* begin PROVIDED RECORDS *
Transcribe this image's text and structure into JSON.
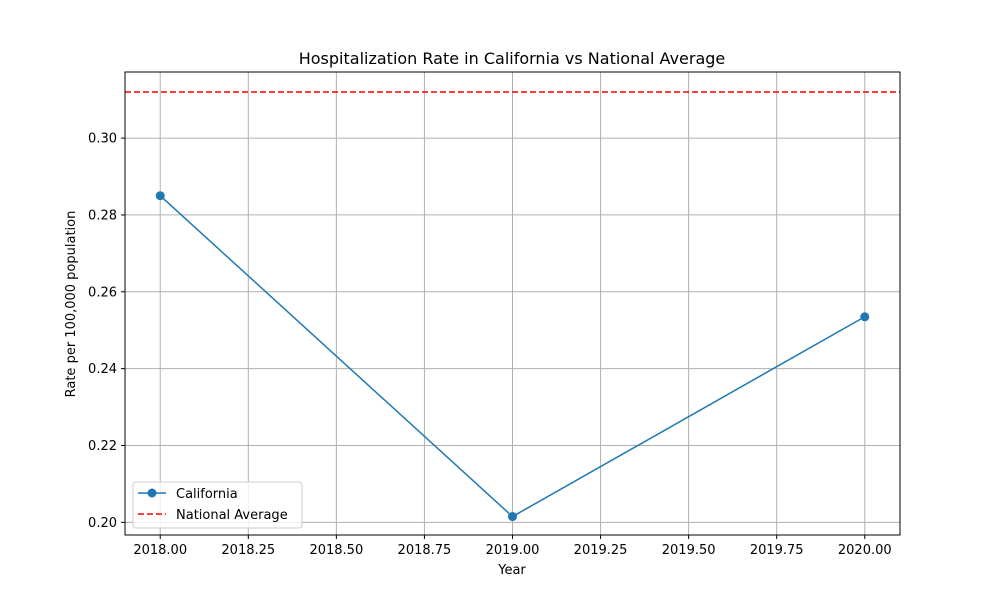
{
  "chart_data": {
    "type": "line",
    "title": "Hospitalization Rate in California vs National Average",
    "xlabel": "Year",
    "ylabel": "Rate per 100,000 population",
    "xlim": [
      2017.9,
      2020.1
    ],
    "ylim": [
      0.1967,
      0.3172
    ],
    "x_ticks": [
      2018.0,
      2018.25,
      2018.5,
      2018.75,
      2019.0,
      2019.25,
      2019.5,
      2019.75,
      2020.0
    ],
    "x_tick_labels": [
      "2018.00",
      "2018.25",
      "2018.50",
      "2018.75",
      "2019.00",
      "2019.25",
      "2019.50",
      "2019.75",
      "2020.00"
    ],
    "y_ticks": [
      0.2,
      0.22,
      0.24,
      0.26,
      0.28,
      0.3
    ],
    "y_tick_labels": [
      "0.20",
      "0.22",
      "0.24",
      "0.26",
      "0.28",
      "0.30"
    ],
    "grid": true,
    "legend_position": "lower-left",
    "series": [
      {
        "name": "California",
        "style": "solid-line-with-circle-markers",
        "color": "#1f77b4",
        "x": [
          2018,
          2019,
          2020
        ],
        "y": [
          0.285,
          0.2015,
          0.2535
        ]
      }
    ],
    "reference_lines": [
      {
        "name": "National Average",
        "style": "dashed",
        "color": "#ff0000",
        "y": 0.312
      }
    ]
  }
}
* end PROVIDED RECORDS *
* begin PROVIDED RECORDS *
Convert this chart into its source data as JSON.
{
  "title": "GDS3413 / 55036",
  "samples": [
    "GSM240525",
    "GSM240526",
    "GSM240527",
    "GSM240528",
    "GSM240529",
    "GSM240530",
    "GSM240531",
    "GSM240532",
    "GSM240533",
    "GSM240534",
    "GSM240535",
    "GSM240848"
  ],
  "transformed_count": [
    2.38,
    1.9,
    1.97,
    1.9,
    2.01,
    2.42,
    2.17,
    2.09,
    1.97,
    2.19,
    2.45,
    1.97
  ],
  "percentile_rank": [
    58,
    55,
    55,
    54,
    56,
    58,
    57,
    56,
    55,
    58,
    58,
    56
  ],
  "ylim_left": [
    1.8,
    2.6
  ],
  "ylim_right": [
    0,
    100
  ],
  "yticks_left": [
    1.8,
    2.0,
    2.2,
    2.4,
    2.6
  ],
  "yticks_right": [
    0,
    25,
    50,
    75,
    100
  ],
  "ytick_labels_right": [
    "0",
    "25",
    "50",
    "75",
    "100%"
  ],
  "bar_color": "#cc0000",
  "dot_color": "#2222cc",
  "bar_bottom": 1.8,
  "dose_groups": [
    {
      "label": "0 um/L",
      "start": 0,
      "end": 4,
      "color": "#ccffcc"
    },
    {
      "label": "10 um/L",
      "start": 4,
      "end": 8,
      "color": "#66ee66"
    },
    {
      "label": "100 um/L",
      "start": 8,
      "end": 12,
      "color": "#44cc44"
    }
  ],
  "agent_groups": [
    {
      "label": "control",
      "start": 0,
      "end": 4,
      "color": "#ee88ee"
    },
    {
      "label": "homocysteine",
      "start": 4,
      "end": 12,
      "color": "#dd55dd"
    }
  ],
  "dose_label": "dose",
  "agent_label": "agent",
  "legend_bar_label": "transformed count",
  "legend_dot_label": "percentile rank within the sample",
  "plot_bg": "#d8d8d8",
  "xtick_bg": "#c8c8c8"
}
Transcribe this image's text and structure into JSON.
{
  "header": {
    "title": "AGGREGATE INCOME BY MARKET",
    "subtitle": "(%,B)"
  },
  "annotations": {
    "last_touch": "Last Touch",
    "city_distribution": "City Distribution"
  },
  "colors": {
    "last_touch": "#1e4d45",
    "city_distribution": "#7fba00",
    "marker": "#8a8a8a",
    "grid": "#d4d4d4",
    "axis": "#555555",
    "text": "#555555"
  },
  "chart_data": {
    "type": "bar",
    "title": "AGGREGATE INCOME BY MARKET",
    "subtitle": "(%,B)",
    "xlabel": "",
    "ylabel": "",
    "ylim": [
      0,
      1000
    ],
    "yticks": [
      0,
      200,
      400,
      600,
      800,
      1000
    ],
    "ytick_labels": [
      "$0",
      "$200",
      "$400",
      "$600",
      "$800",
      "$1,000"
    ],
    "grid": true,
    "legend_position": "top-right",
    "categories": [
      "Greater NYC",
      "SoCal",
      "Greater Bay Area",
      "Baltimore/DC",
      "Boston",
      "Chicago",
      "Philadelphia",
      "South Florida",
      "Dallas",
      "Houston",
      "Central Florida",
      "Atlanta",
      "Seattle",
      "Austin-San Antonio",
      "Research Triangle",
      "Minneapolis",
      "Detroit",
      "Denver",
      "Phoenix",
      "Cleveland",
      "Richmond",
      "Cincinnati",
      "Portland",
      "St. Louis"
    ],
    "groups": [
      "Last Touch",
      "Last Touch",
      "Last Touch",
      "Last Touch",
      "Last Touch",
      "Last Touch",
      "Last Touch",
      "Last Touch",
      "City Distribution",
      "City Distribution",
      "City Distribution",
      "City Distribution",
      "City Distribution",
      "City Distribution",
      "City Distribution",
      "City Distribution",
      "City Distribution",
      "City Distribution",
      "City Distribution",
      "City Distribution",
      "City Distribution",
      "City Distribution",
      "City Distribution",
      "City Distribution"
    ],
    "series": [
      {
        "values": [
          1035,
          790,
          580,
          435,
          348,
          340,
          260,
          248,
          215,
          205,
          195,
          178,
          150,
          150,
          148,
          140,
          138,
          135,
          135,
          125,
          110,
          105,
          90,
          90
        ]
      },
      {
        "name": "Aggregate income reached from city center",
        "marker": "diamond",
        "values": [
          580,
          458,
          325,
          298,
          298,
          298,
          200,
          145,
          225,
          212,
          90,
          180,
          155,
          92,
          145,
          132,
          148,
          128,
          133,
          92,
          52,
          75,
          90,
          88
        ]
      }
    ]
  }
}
* end PROVIDED RECORDS *
_INSTRUCTIONS FOR THE TASK_.
Collect the lines of the records that include the string "style".

_RESULT_.
        "style": "solid-line-with-circle-markers",
        "style": "dashed",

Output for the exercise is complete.